**Your instructions**
Would you return the complete listing below word for word?

____ Dataset rows

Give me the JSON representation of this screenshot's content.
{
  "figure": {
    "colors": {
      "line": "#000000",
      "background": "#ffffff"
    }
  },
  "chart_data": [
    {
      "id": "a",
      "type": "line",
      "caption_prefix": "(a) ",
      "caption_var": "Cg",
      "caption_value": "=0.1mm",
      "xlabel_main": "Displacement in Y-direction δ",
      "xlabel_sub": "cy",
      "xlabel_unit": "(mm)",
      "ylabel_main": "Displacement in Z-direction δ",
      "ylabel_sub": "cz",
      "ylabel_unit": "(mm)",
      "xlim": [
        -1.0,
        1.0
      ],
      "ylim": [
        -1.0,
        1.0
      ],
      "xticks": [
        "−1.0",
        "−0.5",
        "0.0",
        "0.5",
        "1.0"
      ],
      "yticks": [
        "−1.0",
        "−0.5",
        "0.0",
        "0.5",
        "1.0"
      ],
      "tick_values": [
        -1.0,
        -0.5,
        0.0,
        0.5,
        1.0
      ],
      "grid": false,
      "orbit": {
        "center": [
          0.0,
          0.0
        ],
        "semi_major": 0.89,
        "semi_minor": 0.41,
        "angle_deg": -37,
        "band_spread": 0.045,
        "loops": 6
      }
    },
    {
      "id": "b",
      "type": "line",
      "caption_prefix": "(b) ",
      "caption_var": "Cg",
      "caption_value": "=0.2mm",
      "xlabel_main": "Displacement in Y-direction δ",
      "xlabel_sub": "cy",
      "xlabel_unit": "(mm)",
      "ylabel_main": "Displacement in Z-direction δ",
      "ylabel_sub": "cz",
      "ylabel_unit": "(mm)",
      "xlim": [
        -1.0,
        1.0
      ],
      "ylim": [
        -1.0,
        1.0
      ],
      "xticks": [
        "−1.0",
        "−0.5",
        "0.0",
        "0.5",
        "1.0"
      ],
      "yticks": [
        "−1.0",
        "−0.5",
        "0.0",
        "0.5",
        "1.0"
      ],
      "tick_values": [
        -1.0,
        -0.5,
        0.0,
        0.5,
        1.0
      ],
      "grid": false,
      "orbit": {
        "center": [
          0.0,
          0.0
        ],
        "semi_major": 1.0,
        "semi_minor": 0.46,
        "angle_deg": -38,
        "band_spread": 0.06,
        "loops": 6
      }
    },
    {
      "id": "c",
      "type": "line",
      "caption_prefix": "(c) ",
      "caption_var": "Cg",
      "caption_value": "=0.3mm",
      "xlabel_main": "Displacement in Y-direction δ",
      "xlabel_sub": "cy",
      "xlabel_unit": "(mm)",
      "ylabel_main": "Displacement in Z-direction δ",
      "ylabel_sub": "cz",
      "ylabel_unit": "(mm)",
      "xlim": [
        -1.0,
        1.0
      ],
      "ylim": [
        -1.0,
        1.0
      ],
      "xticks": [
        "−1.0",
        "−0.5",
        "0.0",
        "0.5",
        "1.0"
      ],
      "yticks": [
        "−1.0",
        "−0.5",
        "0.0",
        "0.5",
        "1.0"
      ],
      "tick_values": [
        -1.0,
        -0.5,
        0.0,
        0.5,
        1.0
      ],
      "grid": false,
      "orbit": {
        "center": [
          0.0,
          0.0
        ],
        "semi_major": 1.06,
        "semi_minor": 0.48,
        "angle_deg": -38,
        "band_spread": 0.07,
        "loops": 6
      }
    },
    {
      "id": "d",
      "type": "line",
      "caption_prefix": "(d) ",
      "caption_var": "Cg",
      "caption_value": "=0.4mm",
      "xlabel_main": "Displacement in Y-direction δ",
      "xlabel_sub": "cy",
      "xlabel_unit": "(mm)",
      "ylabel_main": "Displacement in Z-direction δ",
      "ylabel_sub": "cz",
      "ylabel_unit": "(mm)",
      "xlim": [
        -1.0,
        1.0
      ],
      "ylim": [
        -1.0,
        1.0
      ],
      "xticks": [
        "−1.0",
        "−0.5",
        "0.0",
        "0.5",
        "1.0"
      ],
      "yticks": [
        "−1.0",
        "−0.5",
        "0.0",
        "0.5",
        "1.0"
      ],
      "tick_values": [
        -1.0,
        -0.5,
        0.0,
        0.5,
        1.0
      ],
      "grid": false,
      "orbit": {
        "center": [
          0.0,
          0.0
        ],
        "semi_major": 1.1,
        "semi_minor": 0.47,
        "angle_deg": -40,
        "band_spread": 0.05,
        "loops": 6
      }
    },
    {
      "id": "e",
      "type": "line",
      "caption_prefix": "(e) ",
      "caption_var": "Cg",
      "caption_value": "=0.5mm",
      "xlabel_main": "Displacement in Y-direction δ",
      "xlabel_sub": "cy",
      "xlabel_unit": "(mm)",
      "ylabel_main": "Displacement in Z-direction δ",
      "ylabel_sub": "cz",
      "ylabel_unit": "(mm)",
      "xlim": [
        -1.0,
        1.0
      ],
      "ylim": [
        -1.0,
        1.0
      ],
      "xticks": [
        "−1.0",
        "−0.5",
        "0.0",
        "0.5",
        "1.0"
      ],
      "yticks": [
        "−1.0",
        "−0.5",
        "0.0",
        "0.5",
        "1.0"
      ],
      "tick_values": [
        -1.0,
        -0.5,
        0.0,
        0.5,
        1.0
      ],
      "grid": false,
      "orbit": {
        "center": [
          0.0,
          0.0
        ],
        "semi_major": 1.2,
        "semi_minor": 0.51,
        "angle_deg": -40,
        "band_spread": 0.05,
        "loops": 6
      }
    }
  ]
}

________

**Result of the task**
Give me the JSON representation of this screenshot's content.
{
  "figure": {
    "colors": {
      "line": "#000000",
      "background": "#ffffff"
    }
  },
  "chart_data": [
    {
      "id": "a",
      "type": "line",
      "caption_prefix": "(a) ",
      "caption_var": "Cg",
      "caption_value": "=0.1mm",
      "xlabel_main": "Displacement in Y-direction δ",
      "xlabel_sub": "cy",
      "xlabel_unit": "(mm)",
      "ylabel_main": "Displacement in Z-direction δ",
      "ylabel_sub": "cz",
      "ylabel_unit": "(mm)",
      "xlim": [
        -1.0,
        1.0
      ],
      "ylim": [
        -1.0,
        1.0
      ],
      "xticks": [
        "−1.0",
        "−0.5",
        "0.0",
        "0.5",
        "1.0"
      ],
      "yticks": [
        "−1.0",
        "−0.5",
        "0.0",
        "0.5",
        "1.0"
      ],
      "tick_values": [
        -1.0,
        -0.5,
        0.0,
        0.5,
        1.0
      ],
      "grid": false,
      "orbit": {
        "center": [
          0.0,
          0.0
        ],
        "semi_major": 0.89,
        "semi_minor": 0.41,
        "angle_deg": -37,
        "band_spread": 0.045,
        "loops": 6
      }
    },
    {
      "id": "b",
      "type": "line",
      "caption_prefix": "(b) ",
      "caption_var": "Cg",
      "caption_value": "=0.2mm",
      "xlabel_main": "Displacement in Y-direction δ",
      "xlabel_sub": "cy",
      "xlabel_unit": "(mm)",
      "ylabel_main": "Displacement in Z-direction δ",
      "ylabel_sub": "cz",
      "ylabel_unit": "(mm)",
      "xlim": [
        -1.0,
        1.0
      ],
      "ylim": [
        -1.0,
        1.0
      ],
      "xticks": [
        "−1.0",
        "−0.5",
        "0.0",
        "0.5",
        "1.0"
      ],
      "yticks": [
        "−1.0",
        "−0.5",
        "0.0",
        "0.5",
        "1.0"
      ],
      "tick_values": [
        -1.0,
        -0.5,
        0.0,
        0.5,
        1.0
      ],
      "grid": false,
      "orbit": {
        "center": [
          0.0,
          0.0
        ],
        "semi_major": 1.0,
        "semi_minor": 0.46,
        "angle_deg": -38,
        "band_spread": 0.06,
        "loops": 6
      }
    },
    {
      "id": "c",
      "type": "line",
      "caption_prefix": "(c) ",
      "caption_var": "Cg",
      "caption_value": "=0.3mm",
      "xlabel_main": "Displacement in Y-direction δ",
      "xlabel_sub": "cy",
      "xlabel_unit": "(mm)",
      "ylabel_main": "Displacement in Z-direction δ",
      "ylabel_sub": "cz",
      "ylabel_unit": "(mm)",
      "xlim": [
        -1.0,
        1.0
      ],
      "ylim": [
        -1.0,
        1.0
      ],
      "xticks": [
        "−1.0",
        "−0.5",
        "0.0",
        "0.5",
        "1.0"
      ],
      "yticks": [
        "−1.0",
        "−0.5",
        "0.0",
        "0.5",
        "1.0"
      ],
      "tick_values": [
        -1.0,
        -0.5,
        0.0,
        0.5,
        1.0
      ],
      "grid": false,
      "orbit": {
        "center": [
          0.0,
          0.0
        ],
        "semi_major": 1.06,
        "semi_minor": 0.48,
        "angle_deg": -38,
        "band_spread": 0.07,
        "loops": 6
      }
    },
    {
      "id": "d",
      "type": "line",
      "caption_prefix": "(d) ",
      "caption_var": "Cg",
      "caption_value": "=0.4mm",
      "xlabel_main": "Displacement in Y-direction δ",
      "xlabel_sub": "cy",
      "xlabel_unit": "(mm)",
      "ylabel_main": "Displacement in Z-direction δ",
      "ylabel_sub": "cz",
      "ylabel_unit": "(mm)",
      "xlim": [
        -1.0,
        1.0
      ],
      "ylim": [
        -1.0,
        1.0
      ],
      "xticks": [
        "−1.0",
        "−0.5",
        "0.0",
        "0.5",
        "1.0"
      ],
      "yticks": [
        "−1.0",
        "−0.5",
        "0.0",
        "0.5",
        "1.0"
      ],
      "tick_values": [
        -1.0,
        -0.5,
        0.0,
        0.5,
        1.0
      ],
      "grid": false,
      "orbit": {
        "center": [
          0.0,
          0.0
        ],
        "semi_major": 1.1,
        "semi_minor": 0.47,
        "angle_deg": -40,
        "band_spread": 0.05,
        "loops": 6
      }
    },
    {
      "id": "e",
      "type": "line",
      "caption_prefix": "(e) ",
      "caption_var": "Cg",
      "caption_value": "=0.5mm",
      "xlabel_main": "Displacement in Y-direction δ",
      "xlabel_sub": "cy",
      "xlabel_unit": "(mm)",
      "ylabel_main": "Displacement in Z-direction δ",
      "ylabel_sub": "cz",
      "ylabel_unit": "(mm)",
      "xlim": [
        -1.0,
        1.0
      ],
      "ylim": [
        -1.0,
        1.0
      ],
      "xticks": [
        "−1.0",
        "−0.5",
        "0.0",
        "0.5",
        "1.0"
      ],
      "yticks": [
        "−1.0",
        "−0.5",
        "0.0",
        "0.5",
        "1.0"
      ],
      "tick_values": [
        -1.0,
        -0.5,
        0.0,
        0.5,
        1.0
      ],
      "grid": false,
      "orbit": {
        "center": [
          0.0,
          0.0
        ],
        "semi_major": 1.2,
        "semi_minor": 0.51,
        "angle_deg": -40,
        "band_spread": 0.05,
        "loops": 6
      }
    }
  ]
}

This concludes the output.